_Records excerpted from a collection_.
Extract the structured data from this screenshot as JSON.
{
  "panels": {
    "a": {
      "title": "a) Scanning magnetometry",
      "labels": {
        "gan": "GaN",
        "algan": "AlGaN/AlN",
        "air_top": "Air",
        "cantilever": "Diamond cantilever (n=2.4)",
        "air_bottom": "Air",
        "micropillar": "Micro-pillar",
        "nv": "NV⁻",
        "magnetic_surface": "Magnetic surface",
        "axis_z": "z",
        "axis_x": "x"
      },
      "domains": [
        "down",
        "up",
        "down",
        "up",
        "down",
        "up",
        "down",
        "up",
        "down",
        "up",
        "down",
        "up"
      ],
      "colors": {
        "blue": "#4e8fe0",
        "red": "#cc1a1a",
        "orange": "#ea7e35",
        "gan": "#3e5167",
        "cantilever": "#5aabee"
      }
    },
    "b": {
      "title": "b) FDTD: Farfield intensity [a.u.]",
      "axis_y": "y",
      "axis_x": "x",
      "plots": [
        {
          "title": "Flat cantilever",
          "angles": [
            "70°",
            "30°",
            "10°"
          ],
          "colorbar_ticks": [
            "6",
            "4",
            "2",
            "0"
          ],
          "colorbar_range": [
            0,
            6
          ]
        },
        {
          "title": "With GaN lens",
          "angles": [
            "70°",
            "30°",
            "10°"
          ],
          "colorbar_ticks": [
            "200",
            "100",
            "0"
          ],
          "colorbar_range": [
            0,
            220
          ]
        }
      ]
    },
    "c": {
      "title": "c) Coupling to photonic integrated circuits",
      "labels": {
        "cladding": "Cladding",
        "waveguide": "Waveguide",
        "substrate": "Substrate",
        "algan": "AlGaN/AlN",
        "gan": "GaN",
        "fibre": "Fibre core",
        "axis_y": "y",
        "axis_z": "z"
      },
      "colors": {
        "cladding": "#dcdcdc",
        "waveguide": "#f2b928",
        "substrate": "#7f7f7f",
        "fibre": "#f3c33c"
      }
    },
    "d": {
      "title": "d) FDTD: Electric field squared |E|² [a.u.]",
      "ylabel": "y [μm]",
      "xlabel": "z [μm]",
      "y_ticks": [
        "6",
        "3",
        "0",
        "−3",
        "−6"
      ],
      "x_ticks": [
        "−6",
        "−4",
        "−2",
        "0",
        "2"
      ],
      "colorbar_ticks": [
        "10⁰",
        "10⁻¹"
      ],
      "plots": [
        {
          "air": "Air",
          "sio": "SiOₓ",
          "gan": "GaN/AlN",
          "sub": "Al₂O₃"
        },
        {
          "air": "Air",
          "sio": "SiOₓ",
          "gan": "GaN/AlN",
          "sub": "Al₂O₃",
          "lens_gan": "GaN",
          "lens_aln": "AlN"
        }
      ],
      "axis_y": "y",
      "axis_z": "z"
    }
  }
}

_Task prompt_. Return all of the entries word for word.

_Output for this exercise_.
Extract the structured data from this screenshot as JSON.
{
  "panels": {
    "a": {
      "title": "a) Scanning magnetometry",
      "labels": {
        "gan": "GaN",
        "algan": "AlGaN/AlN",
        "air_top": "Air",
        "cantilever": "Diamond cantilever (n=2.4)",
        "air_bottom": "Air",
        "micropillar": "Micro-pillar",
        "nv": "NV⁻",
        "magnetic_surface": "Magnetic surface",
        "axis_z": "z",
        "axis_x": "x"
      },
      "domains": [
        "down",
        "up",
        "down",
        "up",
        "down",
        "up",
        "down",
        "up",
        "down",
        "up",
        "down",
        "up"
      ],
      "colors": {
        "blue": "#4e8fe0",
        "red": "#cc1a1a",
        "orange": "#ea7e35",
        "gan": "#3e5167",
        "cantilever": "#5aabee"
      }
    },
    "b": {
      "title": "b) FDTD: Farfield intensity [a.u.]",
      "axis_y": "y",
      "axis_x": "x",
      "plots": [
        {
          "title": "Flat cantilever",
          "angles": [
            "70°",
            "30°",
            "10°"
          ],
          "colorbar_ticks": [
            "6",
            "4",
            "2",
            "0"
          ],
          "colorbar_range": [
            0,
            6
          ]
        },
        {
          "title": "With GaN lens",
          "angles": [
            "70°",
            "30°",
            "10°"
          ],
          "colorbar_ticks": [
            "200",
            "100",
            "0"
          ],
          "colorbar_range": [
            0,
            220
          ]
        }
      ]
    },
    "c": {
      "title": "c) Coupling to photonic integrated circuits",
      "labels": {
        "cladding": "Cladding",
        "waveguide": "Waveguide",
        "substrate": "Substrate",
        "algan": "AlGaN/AlN",
        "gan": "GaN",
        "fibre": "Fibre core",
        "axis_y": "y",
        "axis_z": "z"
      },
      "colors": {
        "cladding": "#dcdcdc",
        "waveguide": "#f2b928",
        "substrate": "#7f7f7f",
        "fibre": "#f3c33c"
      }
    },
    "d": {
      "title": "d) FDTD: Electric field squared |E|² [a.u.]",
      "ylabel": "y [μm]",
      "xlabel": "z [μm]",
      "y_ticks": [
        "6",
        "3",
        "0",
        "−3",
        "−6"
      ],
      "x_ticks": [
        "−6",
        "−4",
        "−2",
        "0",
        "2"
      ],
      "colorbar_ticks": [
        "10⁰",
        "10⁻¹"
      ],
      "plots": [
        {
          "air": "Air",
          "sio": "SiOₓ",
          "gan": "GaN/AlN",
          "sub": "Al₂O₃"
        },
        {
          "air": "Air",
          "sio": "SiOₓ",
          "gan": "GaN/AlN",
          "sub": "Al₂O₃",
          "lens_gan": "GaN",
          "lens_aln": "AlN"
        }
      ],
      "axis_y": "y",
      "axis_z": "z"
    }
  }
}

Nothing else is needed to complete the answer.